╔══

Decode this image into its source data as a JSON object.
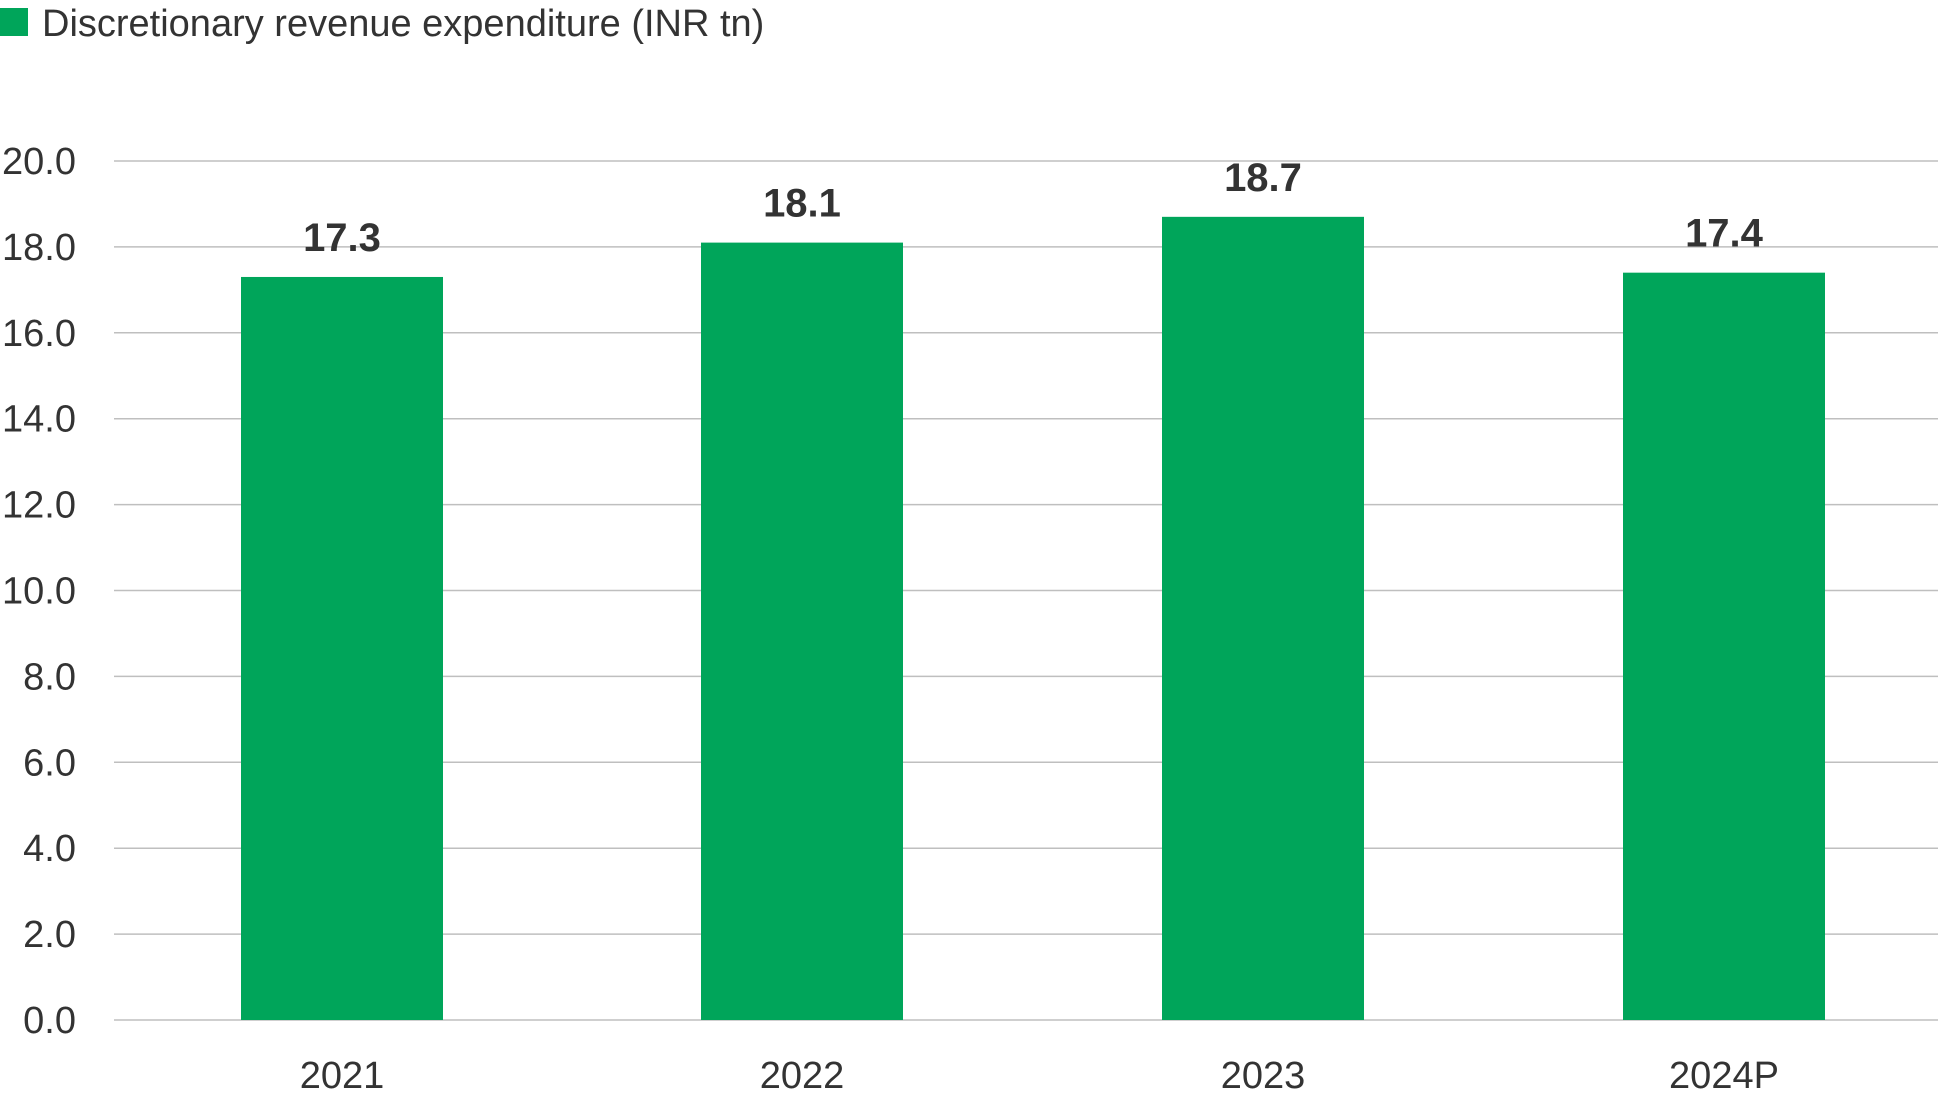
{
  "chart_data": {
    "type": "bar",
    "categories": [
      "2021",
      "2022",
      "2023",
      "2024P"
    ],
    "series": [
      {
        "name": "Discretionary revenue expenditure (INR tn)",
        "values": [
          17.3,
          18.1,
          18.7,
          17.4
        ],
        "color": "#00A55A"
      }
    ],
    "data_labels": [
      "17.3",
      "18.1",
      "18.7",
      "17.4"
    ],
    "y_ticks": [
      "0.0",
      "2.0",
      "4.0",
      "6.0",
      "8.0",
      "10.0",
      "12.0",
      "14.0",
      "16.0",
      "18.0",
      "20.0"
    ],
    "ylim": [
      0,
      20
    ],
    "y_tick_step": 2,
    "grid": true,
    "gridline_color": "#BFBFBF",
    "legend_position": "top-left",
    "title": "",
    "xlabel": "",
    "ylabel": ""
  }
}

╚══

[Exercise goal]:
Each record above should be copied character for character, with pictures dropped.

[Correct result]:
Decode this image into its source data as a JSON object.
{
  "chart_data": {
    "type": "bar",
    "categories": [
      "2021",
      "2022",
      "2023",
      "2024P"
    ],
    "series": [
      {
        "name": "Discretionary revenue expenditure (INR tn)",
        "values": [
          17.3,
          18.1,
          18.7,
          17.4
        ],
        "color": "#00A55A"
      }
    ],
    "data_labels": [
      "17.3",
      "18.1",
      "18.7",
      "17.4"
    ],
    "y_ticks": [
      "0.0",
      "2.0",
      "4.0",
      "6.0",
      "8.0",
      "10.0",
      "12.0",
      "14.0",
      "16.0",
      "18.0",
      "20.0"
    ],
    "ylim": [
      0,
      20
    ],
    "y_tick_step": 2,
    "grid": true,
    "gridline_color": "#BFBFBF",
    "legend_position": "top-left",
    "title": "",
    "xlabel": "",
    "ylabel": ""
  }
}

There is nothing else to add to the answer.